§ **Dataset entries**
■ ■ ■ ■
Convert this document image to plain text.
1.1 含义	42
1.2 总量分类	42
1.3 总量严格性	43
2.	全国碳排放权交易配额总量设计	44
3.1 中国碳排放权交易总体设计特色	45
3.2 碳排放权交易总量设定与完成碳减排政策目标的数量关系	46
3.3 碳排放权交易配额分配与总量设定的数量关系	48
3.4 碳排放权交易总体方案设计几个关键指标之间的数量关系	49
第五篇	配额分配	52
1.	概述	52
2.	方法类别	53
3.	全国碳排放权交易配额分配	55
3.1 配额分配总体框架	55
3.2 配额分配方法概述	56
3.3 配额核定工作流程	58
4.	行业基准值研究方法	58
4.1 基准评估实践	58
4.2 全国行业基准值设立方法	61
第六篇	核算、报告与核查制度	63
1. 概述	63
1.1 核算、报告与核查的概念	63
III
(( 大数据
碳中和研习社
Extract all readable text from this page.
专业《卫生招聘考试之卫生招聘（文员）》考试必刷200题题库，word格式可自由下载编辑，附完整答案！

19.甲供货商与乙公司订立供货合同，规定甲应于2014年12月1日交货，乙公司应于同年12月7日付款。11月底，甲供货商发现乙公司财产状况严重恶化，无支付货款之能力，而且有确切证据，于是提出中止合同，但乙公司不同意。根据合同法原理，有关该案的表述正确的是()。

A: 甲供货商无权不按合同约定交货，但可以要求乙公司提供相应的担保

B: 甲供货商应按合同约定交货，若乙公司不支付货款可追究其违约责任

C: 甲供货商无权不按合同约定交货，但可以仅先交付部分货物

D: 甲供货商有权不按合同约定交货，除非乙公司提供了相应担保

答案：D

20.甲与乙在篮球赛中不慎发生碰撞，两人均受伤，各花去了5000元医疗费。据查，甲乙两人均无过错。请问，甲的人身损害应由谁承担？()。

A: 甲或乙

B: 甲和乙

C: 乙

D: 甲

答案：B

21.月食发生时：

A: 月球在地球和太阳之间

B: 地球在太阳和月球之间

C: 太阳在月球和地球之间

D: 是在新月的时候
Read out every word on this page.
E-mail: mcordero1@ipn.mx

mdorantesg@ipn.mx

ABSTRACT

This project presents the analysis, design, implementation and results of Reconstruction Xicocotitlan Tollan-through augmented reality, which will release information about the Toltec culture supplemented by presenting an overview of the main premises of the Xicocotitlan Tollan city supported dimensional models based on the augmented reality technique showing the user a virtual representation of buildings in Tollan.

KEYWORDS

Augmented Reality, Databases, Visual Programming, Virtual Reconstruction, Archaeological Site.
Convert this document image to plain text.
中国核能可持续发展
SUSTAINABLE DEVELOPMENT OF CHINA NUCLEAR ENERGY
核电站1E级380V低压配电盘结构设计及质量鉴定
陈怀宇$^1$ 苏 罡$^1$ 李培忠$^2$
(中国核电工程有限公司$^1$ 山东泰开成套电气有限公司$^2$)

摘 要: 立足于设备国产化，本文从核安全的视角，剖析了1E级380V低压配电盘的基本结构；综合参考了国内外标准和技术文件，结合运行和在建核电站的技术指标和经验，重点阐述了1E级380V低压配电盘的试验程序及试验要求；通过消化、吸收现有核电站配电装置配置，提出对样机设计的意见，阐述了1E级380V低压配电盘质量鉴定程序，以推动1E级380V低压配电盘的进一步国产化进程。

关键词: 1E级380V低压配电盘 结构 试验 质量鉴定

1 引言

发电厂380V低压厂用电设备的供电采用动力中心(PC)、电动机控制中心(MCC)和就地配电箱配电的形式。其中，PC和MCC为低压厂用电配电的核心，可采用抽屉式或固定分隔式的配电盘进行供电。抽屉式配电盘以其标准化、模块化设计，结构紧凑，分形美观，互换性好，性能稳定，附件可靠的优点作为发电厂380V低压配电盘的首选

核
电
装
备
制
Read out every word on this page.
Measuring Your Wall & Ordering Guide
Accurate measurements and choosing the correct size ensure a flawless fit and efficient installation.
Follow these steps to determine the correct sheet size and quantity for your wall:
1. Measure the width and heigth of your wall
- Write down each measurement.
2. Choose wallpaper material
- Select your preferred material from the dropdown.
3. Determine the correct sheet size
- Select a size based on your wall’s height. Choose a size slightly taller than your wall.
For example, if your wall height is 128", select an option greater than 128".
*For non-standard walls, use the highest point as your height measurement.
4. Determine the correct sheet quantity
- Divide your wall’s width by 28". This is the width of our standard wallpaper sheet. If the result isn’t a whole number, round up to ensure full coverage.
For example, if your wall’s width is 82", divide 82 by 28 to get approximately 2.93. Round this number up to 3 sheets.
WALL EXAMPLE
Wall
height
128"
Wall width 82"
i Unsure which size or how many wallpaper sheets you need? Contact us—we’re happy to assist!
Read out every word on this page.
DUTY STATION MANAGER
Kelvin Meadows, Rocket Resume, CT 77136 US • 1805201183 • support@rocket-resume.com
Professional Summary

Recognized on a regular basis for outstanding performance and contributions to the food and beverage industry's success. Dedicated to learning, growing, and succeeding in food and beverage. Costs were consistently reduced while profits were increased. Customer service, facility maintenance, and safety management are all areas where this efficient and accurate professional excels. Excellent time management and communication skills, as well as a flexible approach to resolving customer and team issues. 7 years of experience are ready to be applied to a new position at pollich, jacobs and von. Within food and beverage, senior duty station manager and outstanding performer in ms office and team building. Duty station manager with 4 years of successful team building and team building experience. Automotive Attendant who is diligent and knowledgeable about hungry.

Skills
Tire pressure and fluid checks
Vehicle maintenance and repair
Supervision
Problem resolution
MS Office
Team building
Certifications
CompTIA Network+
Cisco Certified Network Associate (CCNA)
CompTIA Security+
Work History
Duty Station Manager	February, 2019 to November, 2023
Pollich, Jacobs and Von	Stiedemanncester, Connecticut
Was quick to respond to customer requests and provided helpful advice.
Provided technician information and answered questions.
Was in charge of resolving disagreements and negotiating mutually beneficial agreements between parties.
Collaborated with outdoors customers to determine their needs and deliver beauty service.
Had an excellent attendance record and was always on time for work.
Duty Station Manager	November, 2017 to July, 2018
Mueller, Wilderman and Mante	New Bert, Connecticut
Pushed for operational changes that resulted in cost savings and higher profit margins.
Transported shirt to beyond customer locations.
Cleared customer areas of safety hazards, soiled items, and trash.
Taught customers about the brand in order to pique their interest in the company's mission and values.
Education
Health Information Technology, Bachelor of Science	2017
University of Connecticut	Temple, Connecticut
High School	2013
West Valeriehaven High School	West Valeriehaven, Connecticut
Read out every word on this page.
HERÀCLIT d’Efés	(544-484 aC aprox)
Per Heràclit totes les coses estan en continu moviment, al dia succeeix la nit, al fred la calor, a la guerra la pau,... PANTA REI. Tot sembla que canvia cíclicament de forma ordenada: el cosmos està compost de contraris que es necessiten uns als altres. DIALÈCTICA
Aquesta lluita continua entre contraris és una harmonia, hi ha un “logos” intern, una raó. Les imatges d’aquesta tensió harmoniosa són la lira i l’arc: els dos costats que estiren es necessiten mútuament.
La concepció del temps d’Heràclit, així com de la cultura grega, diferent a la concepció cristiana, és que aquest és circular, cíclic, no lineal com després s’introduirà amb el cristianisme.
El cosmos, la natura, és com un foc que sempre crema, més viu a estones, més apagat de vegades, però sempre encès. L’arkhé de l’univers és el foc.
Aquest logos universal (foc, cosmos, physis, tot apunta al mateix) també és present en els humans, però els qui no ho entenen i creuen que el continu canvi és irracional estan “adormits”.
■ ■ ■ ■
§ **Task directions**
Quote the data above in full, changing nothing.

§ **The output**
Convert this document image to plain text.
1.1 含义	42
1.2 总量分类	42
1.3 总量严格性	43
2.	全国碳排放权交易配额总量设计	44
3.1 中国碳排放权交易总体设计特色	45
3.2 碳排放权交易总量设定与完成碳减排政策目标的数量关系	46
3.3 碳排放权交易配额分配与总量设定的数量关系	48
3.4 碳排放权交易总体方案设计几个关键指标之间的数量关系	49
第五篇	配额分配	52
1.	概述	52
2.	方法类别	53
3.	全国碳排放权交易配额分配	55
3.1 配额分配总体框架	55
3.2 配额分配方法概述	56
3.3 配额核定工作流程	58
4.	行业基准值研究方法	58
4.1 基准评估实践	58
4.2 全国行业基准值设立方法	61
第六篇	核算、报告与核查制度	63
1. 概述	63
1.1 核算、报告与核查的概念	63
III
(( 大数据
碳中和研习社
Extract all readable text from this page.
专业《卫生招聘考试之卫生招聘（文员）》考试必刷200题题库，word格式可自由下载编辑，附完整答案！

19.甲供货商与乙公司订立供货合同，规定甲应于2014年12月1日交货，乙公司应于同年12月7日付款。11月底，甲供货商发现乙公司财产状况严重恶化，无支付货款之能力，而且有确切证据，于是提出中止合同，但乙公司不同意。根据合同法原理，有关该案的表述正确的是()。

A: 甲供货商无权不按合同约定交货，但可以要求乙公司提供相应的担保

B: 甲供货商应按合同约定交货，若乙公司不支付货款可追究其违约责任

C: 甲供货商无权不按合同约定交货，但可以仅先交付部分货物

D: 甲供货商有权不按合同约定交货，除非乙公司提供了相应担保

答案：D

20.甲与乙在篮球赛中不慎发生碰撞，两人均受伤，各花去了5000元医疗费。据查，甲乙两人均无过错。请问，甲的人身损害应由谁承担？()。

A: 甲或乙

B: 甲和乙

C: 乙

D: 甲

答案：B

21.月食发生时：

A: 月球在地球和太阳之间

B: 地球在太阳和月球之间

C: 太阳在月球和地球之间

D: 是在新月的时候
Read out every word on this page.
E-mail: mcordero1@ipn.mx

mdorantesg@ipn.mx

ABSTRACT

This project presents the analysis, design, implementation and results of Reconstruction Xicocotitlan Tollan-through augmented reality, which will release information about the Toltec culture supplemented by presenting an overview of the main premises of the Xicocotitlan Tollan city supported dimensional models based on the augmented reality technique showing the user a virtual representation of buildings in Tollan.

KEYWORDS

Augmented Reality, Databases, Visual Programming, Virtual Reconstruction, Archaeological Site.
Convert this document image to plain text.
中国核能可持续发展
SUSTAINABLE DEVELOPMENT OF CHINA NUCLEAR ENERGY
核电站1E级380V低压配电盘结构设计及质量鉴定
陈怀宇$^1$ 苏 罡$^1$ 李培忠$^2$
(中国核电工程有限公司$^1$ 山东泰开成套电气有限公司$^2$)

摘 要: 立足于设备国产化，本文从核安全的视角，剖析了1E级380V低压配电盘的基本结构；综合参考了国内外标准和技术文件，结合运行和在建核电站的技术指标和经验，重点阐述了1E级380V低压配电盘的试验程序及试验要求；通过消化、吸收现有核电站配电装置配置，提出对样机设计的意见，阐述了1E级380V低压配电盘质量鉴定程序，以推动1E级380V低压配电盘的进一步国产化进程。

关键词: 1E级380V低压配电盘 结构 试验 质量鉴定

1 引言

发电厂380V低压厂用电设备的供电采用动力中心(PC)、电动机控制中心(MCC)和就地配电箱配电的形式。其中，PC和MCC为低压厂用电配电的核心，可采用抽屉式或固定分隔式的配电盘进行供电。抽屉式配电盘以其标准化、模块化设计，结构紧凑，分形美观，互换性好，性能稳定，附件可靠的优点作为发电厂380V低压配电盘的首选

核
电
装
备
制
Read out every word on this page.
Measuring Your Wall & Ordering Guide
Accurate measurements and choosing the correct size ensure a flawless fit and efficient installation.
Follow these steps to determine the correct sheet size and quantity for your wall:
1. Measure the width and heigth of your wall
- Write down each measurement.
2. Choose wallpaper material
- Select your preferred material from the dropdown.
3. Determine the correct sheet size
- Select a size based on your wall’s height. Choose a size slightly taller than your wall.
For example, if your wall height is 128", select an option greater than 128".
*For non-standard walls, use the highest point as your height measurement.
4. Determine the correct sheet quantity
- Divide your wall’s width by 28". This is the width of our standard wallpaper sheet. If the result isn’t a whole number, round up to ensure full coverage.
For example, if your wall’s width is 82", divide 82 by 28 to get approximately 2.93. Round this number up to 3 sheets.
WALL EXAMPLE
Wall
height
128"
Wall width 82"
i Unsure which size or how many wallpaper sheets you need? Contact us—we’re happy to assist!
Read out every word on this page.
DUTY STATION MANAGER
Kelvin Meadows, Rocket Resume, CT 77136 US • 1805201183 • support@rocket-resume.com
Professional Summary

Recognized on a regular basis for outstanding performance and contributions to the food and beverage industry's success. Dedicated to learning, growing, and succeeding in food and beverage. Costs were consistently reduced while profits were increased. Customer service, facility maintenance, and safety management are all areas where this efficient and accurate professional excels. Excellent time management and communication skills, as well as a flexible approach to resolving customer and team issues. 7 years of experience are ready to be applied to a new position at pollich, jacobs and von. Within food and beverage, senior duty station manager and outstanding performer in ms office and team building. Duty station manager with 4 years of successful team building and team building experience. Automotive Attendant who is diligent and knowledgeable about hungry.

Skills
Tire pressure and fluid checks
Vehicle maintenance and repair
Supervision
Problem resolution
MS Office
Team building
Certifications
CompTIA Network+
Cisco Certified Network Associate (CCNA)
CompTIA Security+
Work History
Duty Station Manager	February, 2019 to November, 2023
Pollich, Jacobs and Von	Stiedemanncester, Connecticut
Was quick to respond to customer requests and provided helpful advice.
Provided technician information and answered questions.
Was in charge of resolving disagreements and negotiating mutually beneficial agreements between parties.
Collaborated with outdoors customers to determine their needs and deliver beauty service.
Had an excellent attendance record and was always on time for work.
Duty Station Manager	November, 2017 to July, 2018
Mueller, Wilderman and Mante	New Bert, Connecticut
Pushed for operational changes that resulted in cost savings and higher profit margins.
Transported shirt to beyond customer locations.
Cleared customer areas of safety hazards, soiled items, and trash.
Taught customers about the brand in order to pique their interest in the company's mission and values.
Education
Health Information Technology, Bachelor of Science	2017
University of Connecticut	Temple, Connecticut
High School	2013
West Valeriehaven High School	West Valeriehaven, Connecticut
Read out every word on this page.
HERÀCLIT d’Efés	(544-484 aC aprox)
Per Heràclit totes les coses estan en continu moviment, al dia succeeix la nit, al fred la calor, a la guerra la pau,... PANTA REI. Tot sembla que canvia cíclicament de forma ordenada: el cosmos està compost de contraris que es necessiten uns als altres. DIALÈCTICA
Aquesta lluita continua entre contraris és una harmonia, hi ha un “logos” intern, una raó. Les imatges d’aquesta tensió harmoniosa són la lira i l’arc: els dos costats que estiren es necessiten mútuament.
La concepció del temps d’Heràclit, així com de la cultura grega, diferent a la concepció cristiana, és que aquest és circular, cíclic, no lineal com després s’introduirà amb el cristianisme.
El cosmos, la natura, és com un foc que sempre crema, més viu a estones, més apagat de vegades, però sempre encès. L’arkhé de l’univers és el foc.
Aquest logos universal (foc, cosmos, physis, tot apunta al mateix) també és present en els humans, però els qui no ho entenen i creuen que el continu canvi és irracional estan “adormits”.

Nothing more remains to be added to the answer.